Copy every line of the records below that holds the word "data".

--------------------------------------------------

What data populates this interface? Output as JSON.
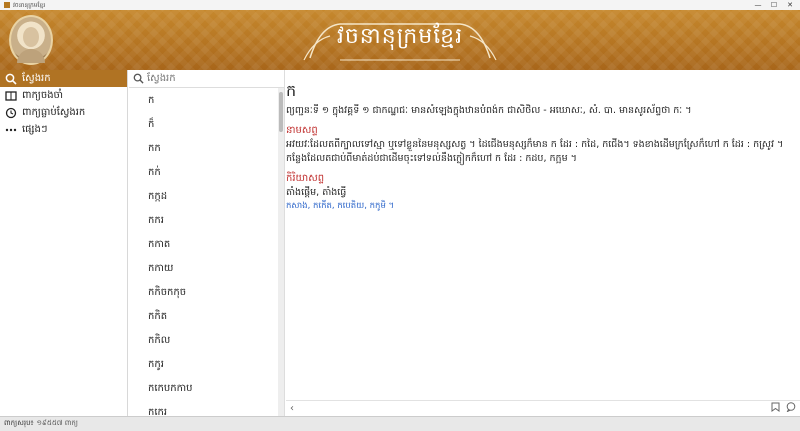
{
  "window": {
    "title": "វចនានុក្រមខ្មែរ",
    "controls": [
      "—",
      "☐",
      "✕"
    ]
  },
  "header": {
    "title": "វចនានុក្រមខ្មែរ"
  },
  "nav": {
    "items": [
      {
        "icon": "search-icon",
        "label": "ស្វែងរក",
        "active": true
      },
      {
        "icon": "book-icon",
        "label": "ពាក្យចងចាំ",
        "active": false
      },
      {
        "icon": "history-icon",
        "label": "ពាក្យធ្លាប់ស្វែងរក",
        "active": false
      },
      {
        "icon": "more-icon",
        "label": "ផ្សេងៗ",
        "active": false
      }
    ]
  },
  "search": {
    "placeholder": "ស្វែងរក"
  },
  "words": [
    "ក",
    "ក៏",
    "កក",
    "កក់",
    "កក្កដ",
    "កករ",
    "កកាត",
    "កកាយ",
    "កកិចកកុច",
    "កកិត",
    "កកិល",
    "កកូរ",
    "កកេបកកាប",
    "កកេរ",
    "កកេះ"
  ],
  "detail": {
    "headword": "ក",
    "definition": "ព្យញ្ជនៈទី ១ ក្នុងវគ្គទី ១ ជាកណ្ឋជៈ មានសំឡេងក្នុងឋានបំពង់ក ជាសិថិល - អឃោសៈ, សំ. បា. មានសូរស័ព្ទថា កៈ ។",
    "sections": [
      {
        "pos": "នាមសព្ទ",
        "text": "អវយវៈដែលតពីក្បាលទៅស្មា ឬទៅខ្លួននៃមនុស្សសត្វ ។ ដៃជើងមនុស្សក៏មាន ក ដែរ : កដៃ, កជើង។ ទងខាងដើមក្រស្រែក៏ហៅ ក ដែរ : កស្រូវ ។ កន្លែងដែលតជាប់ពីមាត់ដប់ជាដើមចុះទៅទល់នឹងក្លៀកក៏ហៅ ក ដែរ : កដប, កក្អម ។",
        "links": ""
      },
      {
        "pos": "កិរិយាសព្ទ",
        "text": "តាំងផ្ដើម, តាំងធ្វើ",
        "links": "កសាង, កកើត, កបេតិយ, កកូមិ ។"
      }
    ]
  },
  "bottombar": {
    "back": "‹",
    "icons": [
      "bookmark-icon",
      "comment-icon"
    ]
  },
  "status": {
    "label": "ពាក្យសរុប៖",
    "value": "១៩៥៥៧ ពាក្យ"
  },
  "colors": {
    "accent": "#b07323",
    "pos": "#c0302f",
    "link": "#2a64c9"
  }
}
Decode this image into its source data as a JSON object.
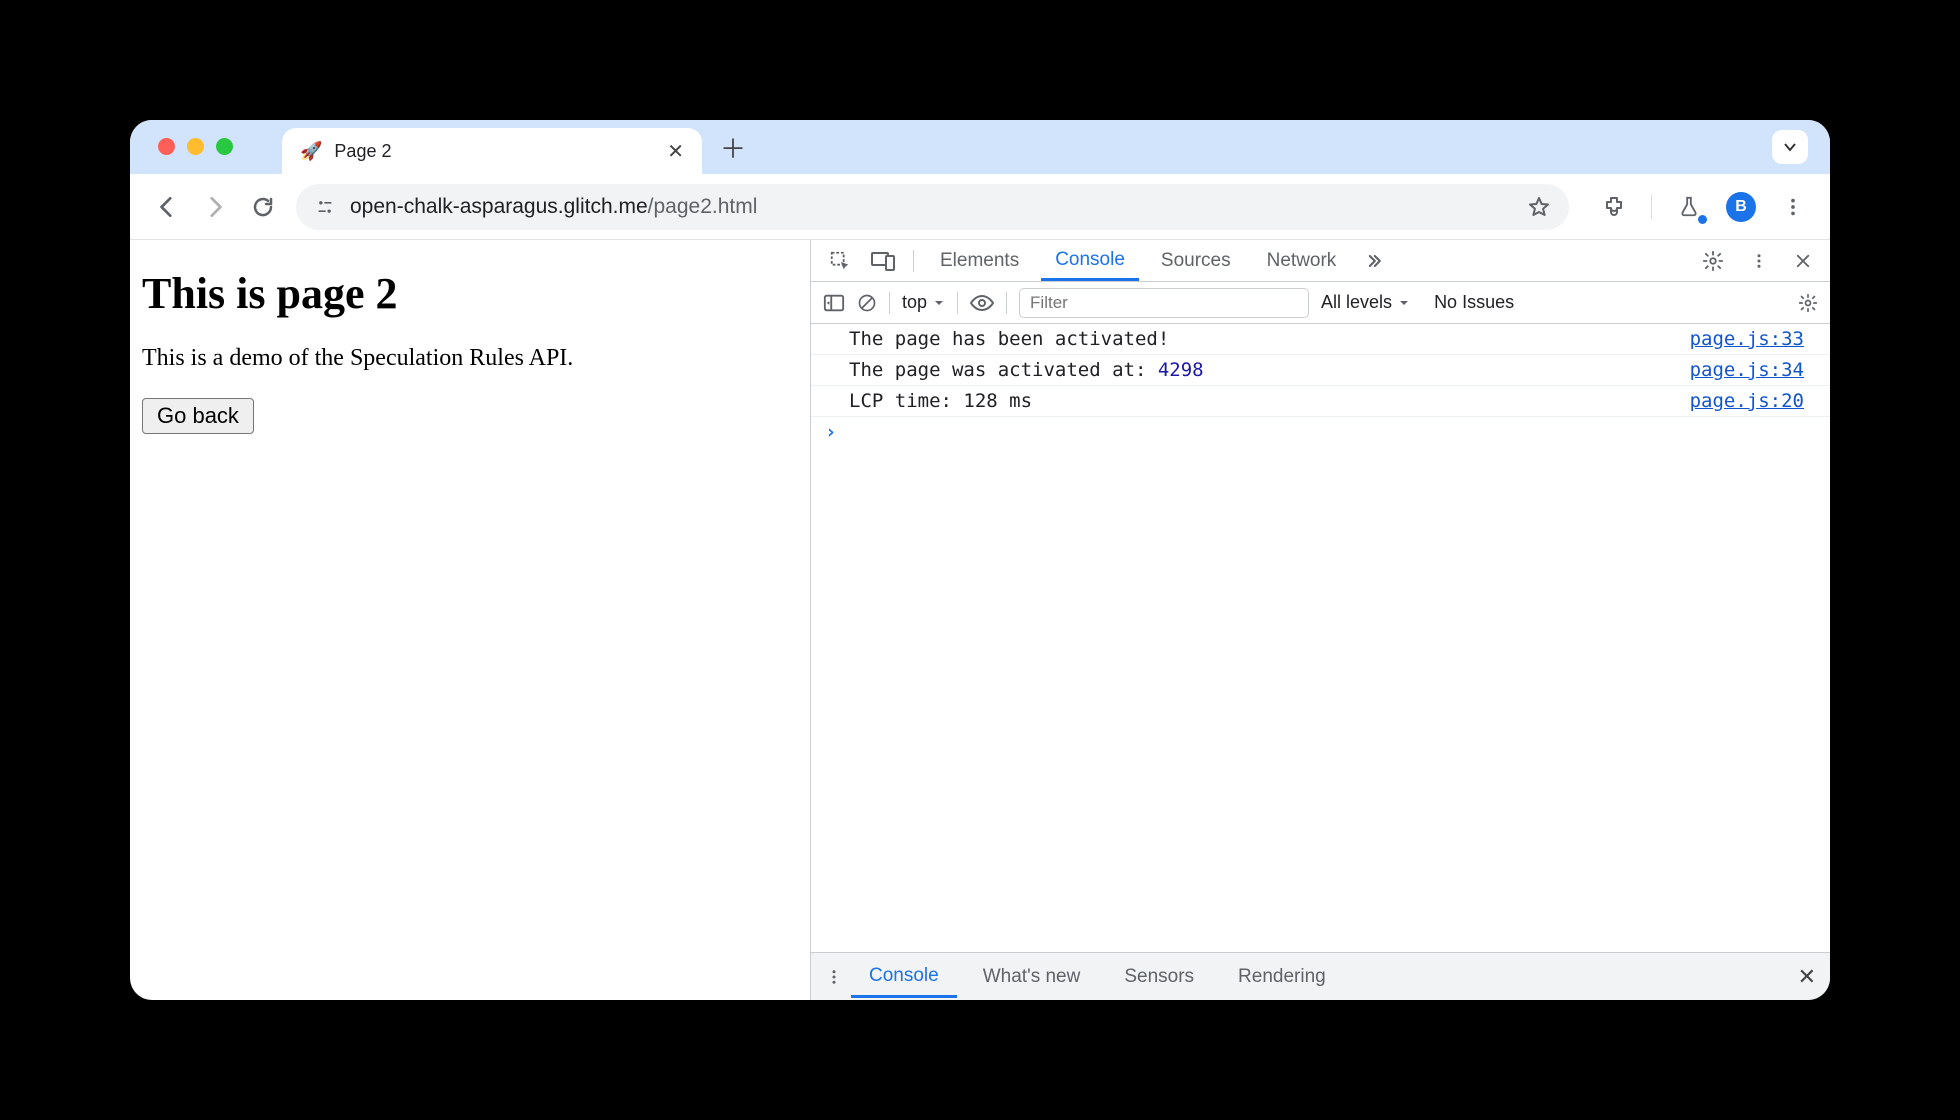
{
  "browser": {
    "tab_title": "Page 2",
    "tab_favicon": "🚀",
    "url_host": "open-chalk-asparagus.glitch.me",
    "url_path": "/page2.html",
    "avatar_letter": "B"
  },
  "page": {
    "heading": "This is page 2",
    "paragraph": "This is a demo of the Speculation Rules API.",
    "button": "Go back"
  },
  "devtools": {
    "tabs": [
      "Elements",
      "Console",
      "Sources",
      "Network"
    ],
    "active_tab": "Console",
    "context": "top",
    "filter_placeholder": "Filter",
    "levels_label": "All levels",
    "issues_label": "No Issues",
    "logs": [
      {
        "message": "The page has been activated!",
        "value": "",
        "source": "page.js:33"
      },
      {
        "message": "The page was activated at: ",
        "value": "4298",
        "source": "page.js:34"
      },
      {
        "message": "LCP time: 128 ms",
        "value": "",
        "source": "page.js:20"
      }
    ],
    "drawer_tabs": [
      "Console",
      "What's new",
      "Sensors",
      "Rendering"
    ],
    "drawer_active": "Console"
  }
}
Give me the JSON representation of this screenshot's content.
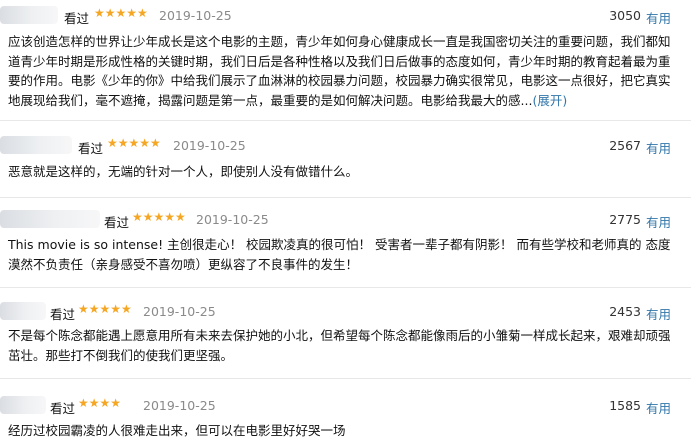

--------------------------------------------------

> Solution to this task
What data populates this interface? Output as JSON.
Decode this image into its source data as a JSON object.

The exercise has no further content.